Data excerpts
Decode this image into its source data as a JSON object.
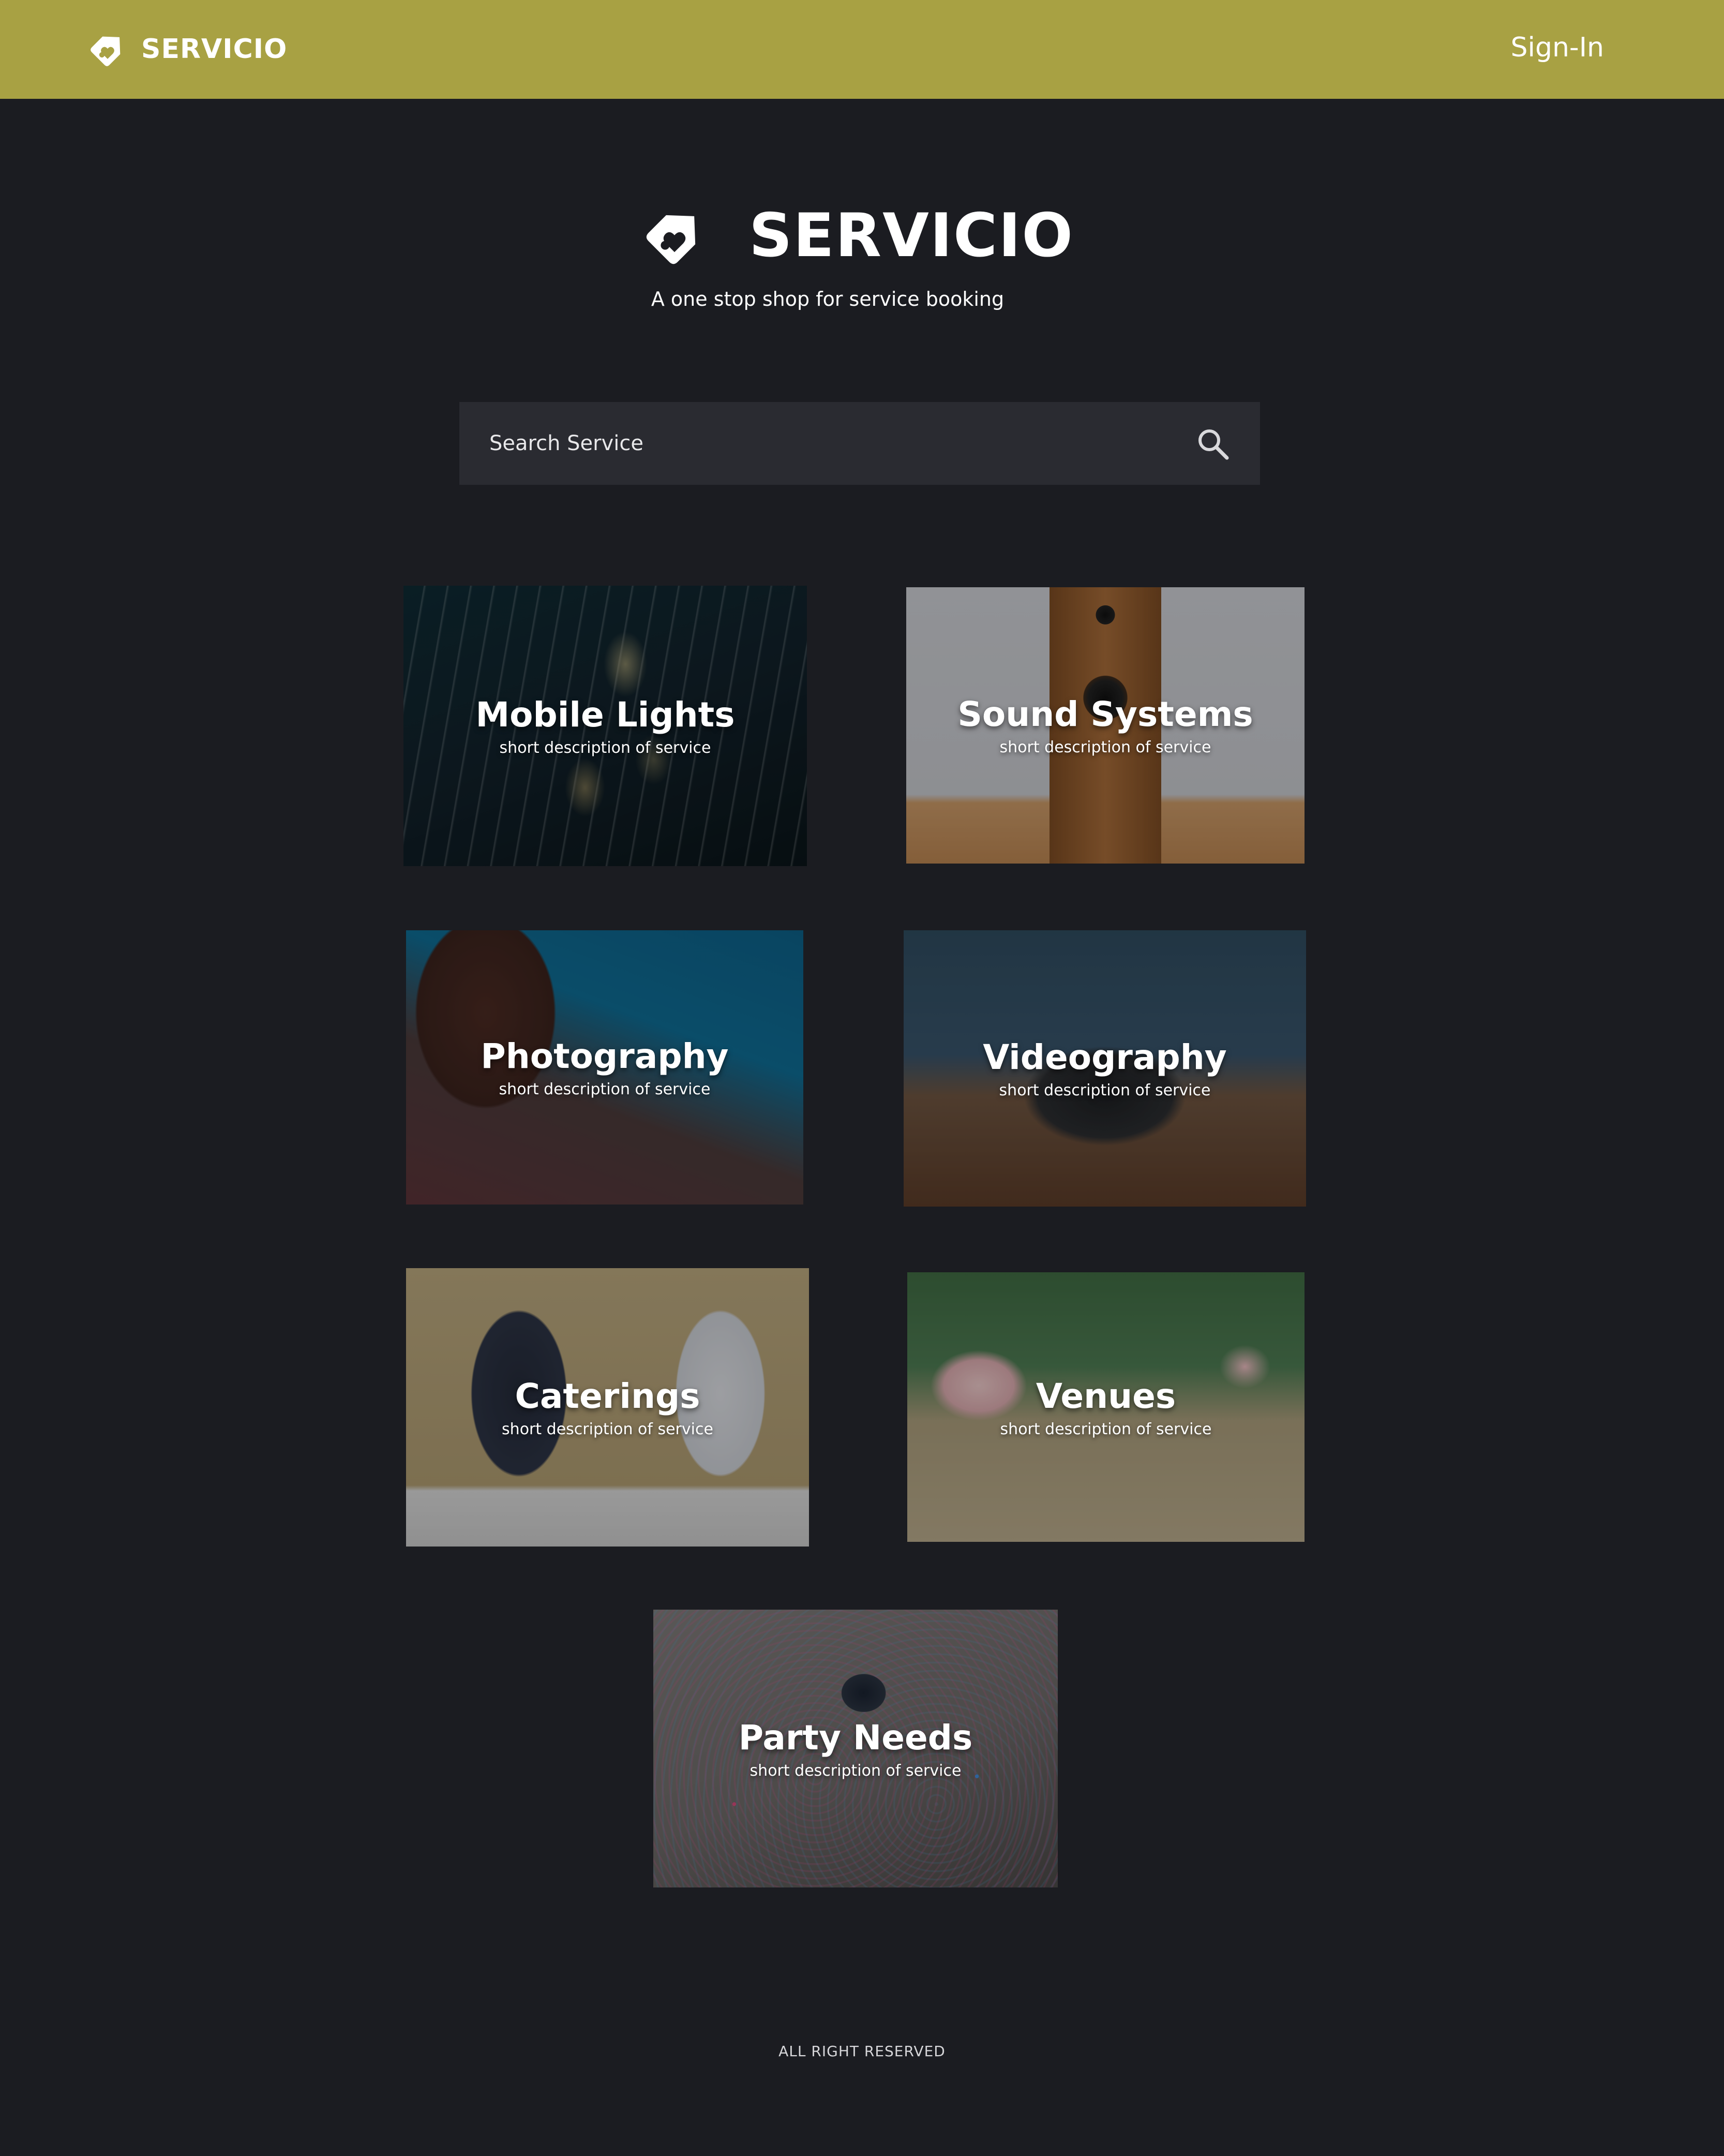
{
  "app": {
    "brand_name": "SERVICIO",
    "brand_color": "#a8a143",
    "background_color": "#1b1c21"
  },
  "nav": {
    "signin_label": "Sign-In"
  },
  "hero": {
    "title": "SERVICIO",
    "subtitle": "A one stop shop for service booking",
    "logo_icon": "tag-heart-icon"
  },
  "search": {
    "placeholder": "Search Service",
    "value": "",
    "icon": "search-icon"
  },
  "services": [
    {
      "title": "Mobile Lights",
      "description": "short description of service"
    },
    {
      "title": "Sound Systems",
      "description": "short description of service"
    },
    {
      "title": "Photography",
      "description": "short description of service"
    },
    {
      "title": "Videography",
      "description": "short description of service"
    },
    {
      "title": "Caterings",
      "description": "short description of service"
    },
    {
      "title": "Venues",
      "description": "short description of service"
    },
    {
      "title": "Party Needs",
      "description": "short description of service"
    }
  ],
  "footer": {
    "text": "ALL RIGHT RESERVED"
  }
}
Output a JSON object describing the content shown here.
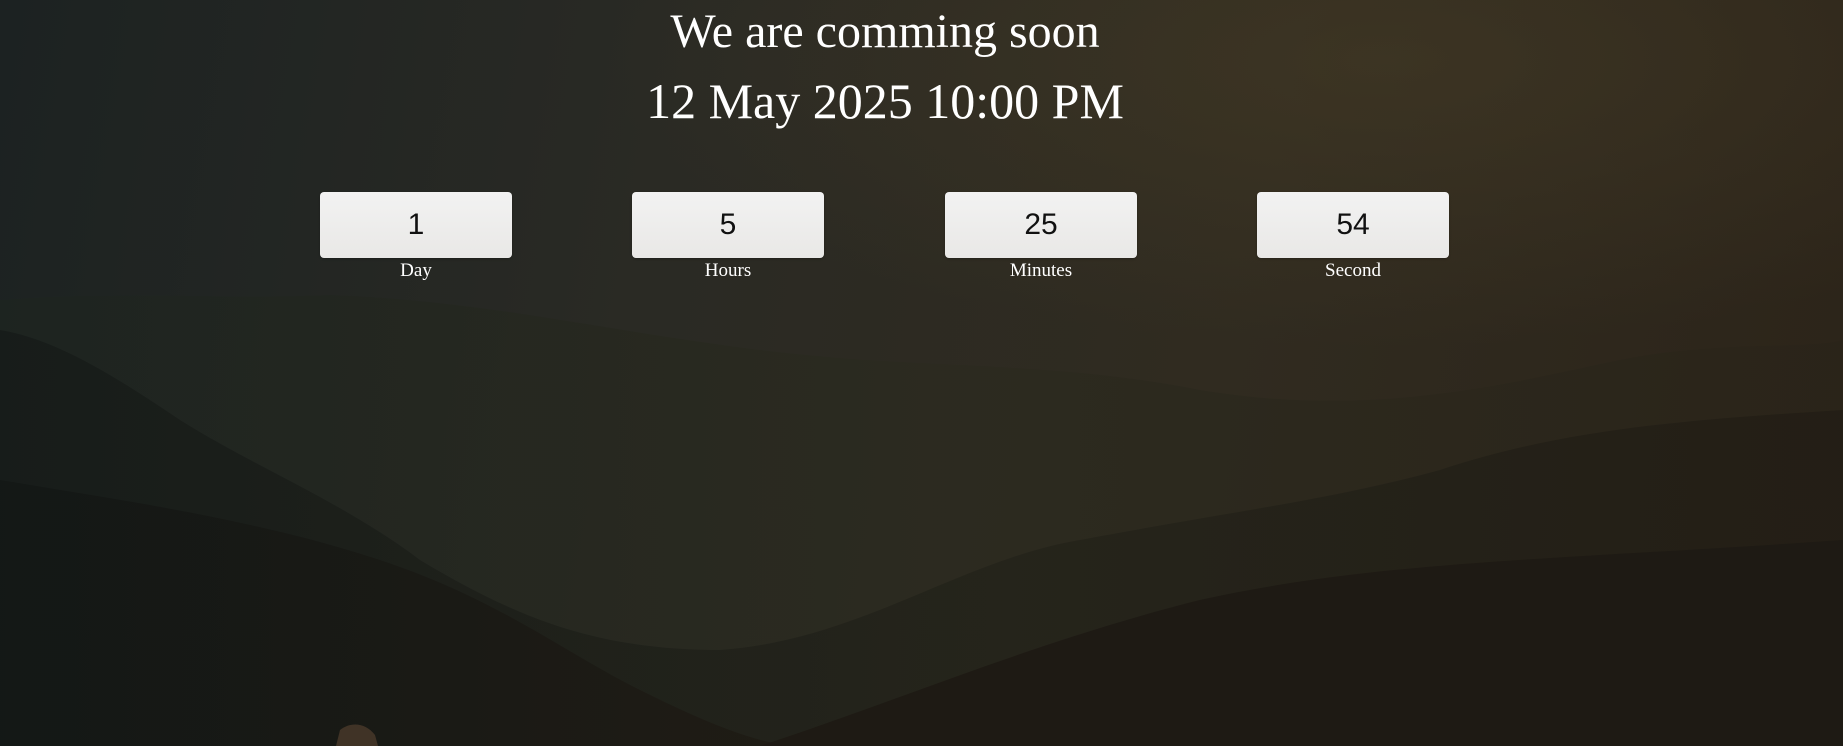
{
  "heading": "We are comming soon",
  "launch_date": "12 May 2025 10:00 PM",
  "countdown": [
    {
      "value": "1",
      "label": "Day"
    },
    {
      "value": "5",
      "label": "Hours"
    },
    {
      "value": "25",
      "label": "Minutes"
    },
    {
      "value": "54",
      "label": "Second"
    }
  ],
  "background": {
    "image": "dark forested mountain valley",
    "overlay_color": "#24231e"
  }
}
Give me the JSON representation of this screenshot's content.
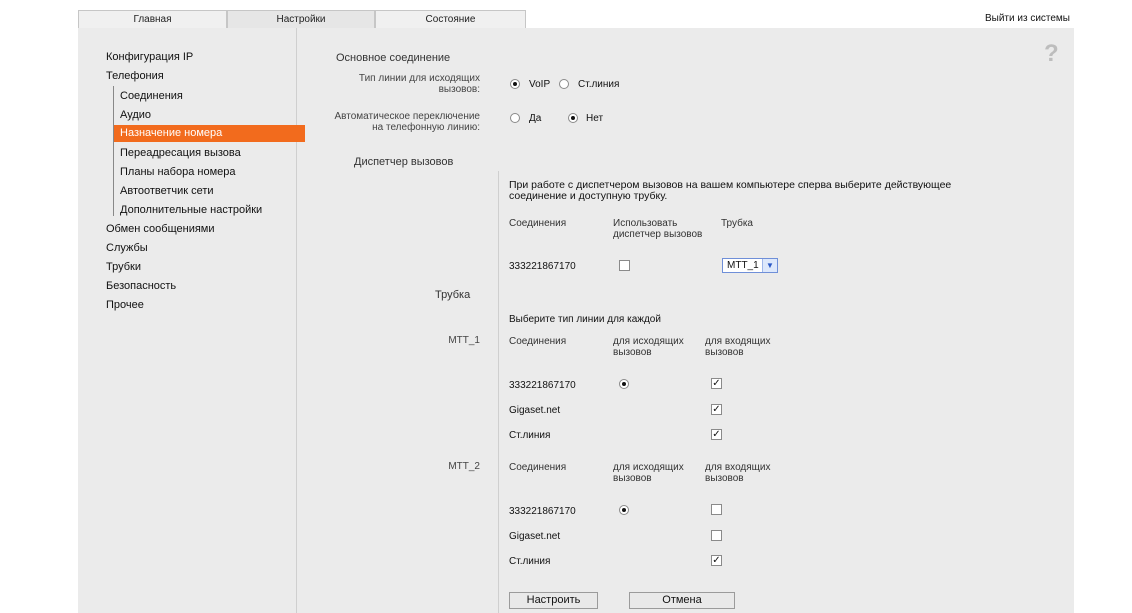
{
  "tabs": [
    {
      "label": "Главная"
    },
    {
      "label": "Настройки"
    },
    {
      "label": "Состояние"
    }
  ],
  "logout_label": "Выйти из системы",
  "help_icon": "question-icon",
  "sidebar": {
    "items": [
      {
        "label": "Конфигурация IP"
      },
      {
        "label": "Телефония"
      },
      {
        "label": "Соединения"
      },
      {
        "label": "Аудио"
      },
      {
        "label": "Назначение номера"
      },
      {
        "label": "Переадресация вызова"
      },
      {
        "label": "Планы набора номера"
      },
      {
        "label": "Автоответчик сети"
      },
      {
        "label": "Дополнительные настройки"
      },
      {
        "label": "Обмен сообщениями"
      },
      {
        "label": "Службы"
      },
      {
        "label": "Трубки"
      },
      {
        "label": "Безопасность"
      },
      {
        "label": "Прочее"
      }
    ],
    "active_color": "#f26b1d"
  },
  "main": {
    "section_main": "Основное соединение",
    "line_type_label": "Тип линии для исходящих вызовов:",
    "line_type_options": [
      "VoIP",
      "Ст.линия"
    ],
    "line_type_selected": "VoIP",
    "auto_switch_label": "Автоматическое переключение на телефонную линию:",
    "auto_switch_options": [
      "Да",
      "Нет"
    ],
    "auto_switch_selected": "Нет",
    "section_dispatcher": "Диспетчер вызовов",
    "dispatcher_info": "При работе с диспетчером вызовов на вашем компьютере сперва выберите действующее соединение и доступную трубку.",
    "dispatcher_headers": {
      "connection": "Соединения",
      "use": "Использовать диспетчер вызовов",
      "handset": "Трубка"
    },
    "dispatcher_row": {
      "connection": "333221867170",
      "use_checked": false,
      "handset": "MTT_1"
    },
    "section_handset": "Трубка",
    "handset_info": "Выберите тип линии для каждой",
    "handset_headers": {
      "connection": "Соединения",
      "outgoing": "для исходящих вызовов",
      "incoming": "для входящих вызовов"
    },
    "handsets": [
      {
        "name": "MTT_1",
        "rows": [
          {
            "connection": "333221867170",
            "outgoing_radio": true,
            "incoming_checked": true
          },
          {
            "connection": "Gigaset.net",
            "outgoing_radio": false,
            "incoming_checked": true
          },
          {
            "connection": "Ст.линия",
            "outgoing_radio": false,
            "incoming_checked": true
          }
        ]
      },
      {
        "name": "MTT_2",
        "rows": [
          {
            "connection": "333221867170",
            "outgoing_radio": true,
            "incoming_checked": false
          },
          {
            "connection": "Gigaset.net",
            "outgoing_radio": false,
            "incoming_checked": false
          },
          {
            "connection": "Ст.линия",
            "outgoing_radio": false,
            "incoming_checked": true
          }
        ]
      }
    ],
    "apply_label": "Настроить",
    "cancel_label": "Отмена"
  }
}
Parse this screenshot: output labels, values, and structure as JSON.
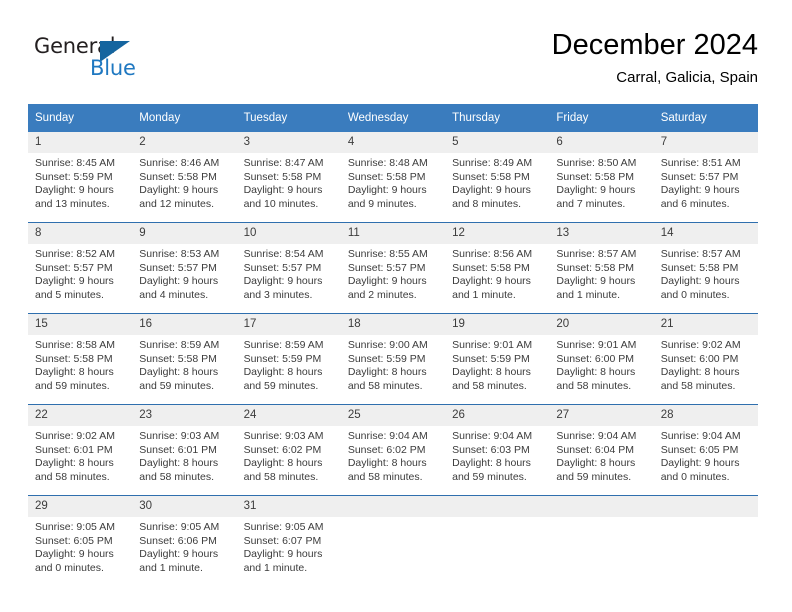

● STATED EXERCISE:
Every line in the data above that contains "соединение" needs to be copied.

● ANSWER IN FULL:
    "section_main": "Основное соединение",
    "dispatcher_info": "При работе с диспетчером вызовов на вашем компьютере сперва выберите действующее соединение и доступную трубку.",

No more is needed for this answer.